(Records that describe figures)
╭──

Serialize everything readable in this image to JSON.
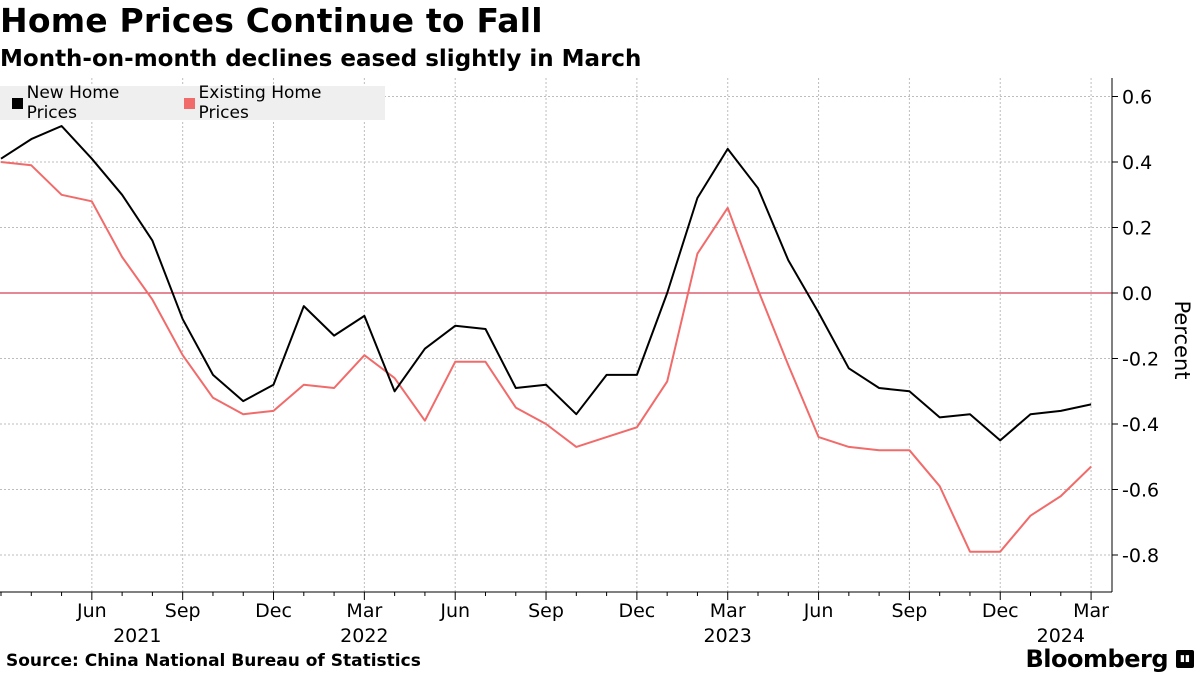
{
  "header": {
    "title": "Home Prices Continue to Fall",
    "subtitle": "Month-on-month declines eased slightly in March"
  },
  "footer": {
    "source": "Source: China National Bureau of Statistics",
    "brand": "Bloomberg",
    "brand_icon_text": "▮▮"
  },
  "colors": {
    "new_home": "#000000",
    "existing_home": "#f16b6b",
    "zero_line": "#c8102e",
    "grid": "#bdbdbd"
  },
  "chart_data": {
    "type": "line",
    "title": "Home Prices Continue to Fall",
    "subtitle": "Month-on-month declines eased slightly in March",
    "ylabel": "Percent",
    "xlabel": "",
    "ylim": [
      -0.9,
      0.65
    ],
    "yticks": [
      0.6,
      0.4,
      0.2,
      0.0,
      -0.2,
      -0.4,
      -0.6,
      -0.8
    ],
    "ytick_labels": [
      "0.6",
      "0.4",
      "0.2",
      "0.0",
      "-0.2",
      "-0.4",
      "-0.6",
      "-0.8"
    ],
    "x_month_ticks": [
      "Jun",
      "Sep",
      "Dec",
      "Mar",
      "Jun",
      "Sep",
      "Dec",
      "Mar",
      "Jun",
      "Sep",
      "Dec",
      "Mar"
    ],
    "x_month_tick_index": [
      3,
      6,
      9,
      12,
      15,
      18,
      21,
      24,
      27,
      30,
      33,
      36
    ],
    "x_year_labels": [
      "2021",
      "2022",
      "2023",
      "2024"
    ],
    "x_year_label_index": [
      4.5,
      12.0,
      24.0,
      35.0
    ],
    "legend_position": "top-left",
    "grid": true,
    "x": [
      "2021-03",
      "2021-04",
      "2021-05",
      "2021-06",
      "2021-07",
      "2021-08",
      "2021-09",
      "2021-10",
      "2021-11",
      "2021-12",
      "2022-01",
      "2022-02",
      "2022-03",
      "2022-04",
      "2022-05",
      "2022-06",
      "2022-07",
      "2022-08",
      "2022-09",
      "2022-10",
      "2022-11",
      "2022-12",
      "2023-01",
      "2023-02",
      "2023-03",
      "2023-04",
      "2023-05",
      "2023-06",
      "2023-07",
      "2023-08",
      "2023-09",
      "2023-10",
      "2023-11",
      "2023-12",
      "2024-01",
      "2024-02",
      "2024-03"
    ],
    "series": [
      {
        "name": "New Home Prices",
        "values": [
          0.41,
          0.47,
          0.51,
          0.41,
          0.3,
          0.16,
          -0.08,
          -0.25,
          -0.33,
          -0.28,
          -0.04,
          -0.13,
          -0.07,
          -0.3,
          -0.17,
          -0.1,
          -0.11,
          -0.29,
          -0.28,
          -0.37,
          -0.25,
          -0.25,
          0.0,
          0.29,
          0.44,
          0.32,
          0.1,
          -0.06,
          -0.23,
          -0.29,
          -0.3,
          -0.38,
          -0.37,
          -0.45,
          -0.37,
          -0.36,
          -0.34
        ]
      },
      {
        "name": "Existing Home Prices",
        "values": [
          0.4,
          0.39,
          0.3,
          0.28,
          0.11,
          -0.02,
          -0.19,
          -0.32,
          -0.37,
          -0.36,
          -0.28,
          -0.29,
          -0.19,
          -0.26,
          -0.39,
          -0.21,
          -0.21,
          -0.35,
          -0.4,
          -0.47,
          -0.44,
          -0.41,
          -0.27,
          0.12,
          0.26,
          0.01,
          -0.22,
          -0.44,
          -0.47,
          -0.48,
          -0.48,
          -0.59,
          -0.79,
          -0.79,
          -0.68,
          -0.62,
          -0.53
        ]
      }
    ]
  }
}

╰──

Your objective: Copy all the records above exactly, but leave out the pictures.

Output of the exercise:
Serialize everything readable in this image to JSON.
{
  "header": {
    "title": "Home Prices Continue to Fall",
    "subtitle": "Month-on-month declines eased slightly in March"
  },
  "footer": {
    "source": "Source: China National Bureau of Statistics",
    "brand": "Bloomberg",
    "brand_icon_text": "▮▮"
  },
  "colors": {
    "new_home": "#000000",
    "existing_home": "#f16b6b",
    "zero_line": "#c8102e",
    "grid": "#bdbdbd"
  },
  "chart_data": {
    "type": "line",
    "title": "Home Prices Continue to Fall",
    "subtitle": "Month-on-month declines eased slightly in March",
    "ylabel": "Percent",
    "xlabel": "",
    "ylim": [
      -0.9,
      0.65
    ],
    "yticks": [
      0.6,
      0.4,
      0.2,
      0.0,
      -0.2,
      -0.4,
      -0.6,
      -0.8
    ],
    "ytick_labels": [
      "0.6",
      "0.4",
      "0.2",
      "0.0",
      "-0.2",
      "-0.4",
      "-0.6",
      "-0.8"
    ],
    "x_month_ticks": [
      "Jun",
      "Sep",
      "Dec",
      "Mar",
      "Jun",
      "Sep",
      "Dec",
      "Mar",
      "Jun",
      "Sep",
      "Dec",
      "Mar"
    ],
    "x_month_tick_index": [
      3,
      6,
      9,
      12,
      15,
      18,
      21,
      24,
      27,
      30,
      33,
      36
    ],
    "x_year_labels": [
      "2021",
      "2022",
      "2023",
      "2024"
    ],
    "x_year_label_index": [
      4.5,
      12.0,
      24.0,
      35.0
    ],
    "legend_position": "top-left",
    "grid": true,
    "x": [
      "2021-03",
      "2021-04",
      "2021-05",
      "2021-06",
      "2021-07",
      "2021-08",
      "2021-09",
      "2021-10",
      "2021-11",
      "2021-12",
      "2022-01",
      "2022-02",
      "2022-03",
      "2022-04",
      "2022-05",
      "2022-06",
      "2022-07",
      "2022-08",
      "2022-09",
      "2022-10",
      "2022-11",
      "2022-12",
      "2023-01",
      "2023-02",
      "2023-03",
      "2023-04",
      "2023-05",
      "2023-06",
      "2023-07",
      "2023-08",
      "2023-09",
      "2023-10",
      "2023-11",
      "2023-12",
      "2024-01",
      "2024-02",
      "2024-03"
    ],
    "series": [
      {
        "name": "New Home Prices",
        "values": [
          0.41,
          0.47,
          0.51,
          0.41,
          0.3,
          0.16,
          -0.08,
          -0.25,
          -0.33,
          -0.28,
          -0.04,
          -0.13,
          -0.07,
          -0.3,
          -0.17,
          -0.1,
          -0.11,
          -0.29,
          -0.28,
          -0.37,
          -0.25,
          -0.25,
          0.0,
          0.29,
          0.44,
          0.32,
          0.1,
          -0.06,
          -0.23,
          -0.29,
          -0.3,
          -0.38,
          -0.37,
          -0.45,
          -0.37,
          -0.36,
          -0.34
        ]
      },
      {
        "name": "Existing Home Prices",
        "values": [
          0.4,
          0.39,
          0.3,
          0.28,
          0.11,
          -0.02,
          -0.19,
          -0.32,
          -0.37,
          -0.36,
          -0.28,
          -0.29,
          -0.19,
          -0.26,
          -0.39,
          -0.21,
          -0.21,
          -0.35,
          -0.4,
          -0.47,
          -0.44,
          -0.41,
          -0.27,
          0.12,
          0.26,
          0.01,
          -0.22,
          -0.44,
          -0.47,
          -0.48,
          -0.48,
          -0.59,
          -0.79,
          -0.79,
          -0.68,
          -0.62,
          -0.53
        ]
      }
    ]
  }
}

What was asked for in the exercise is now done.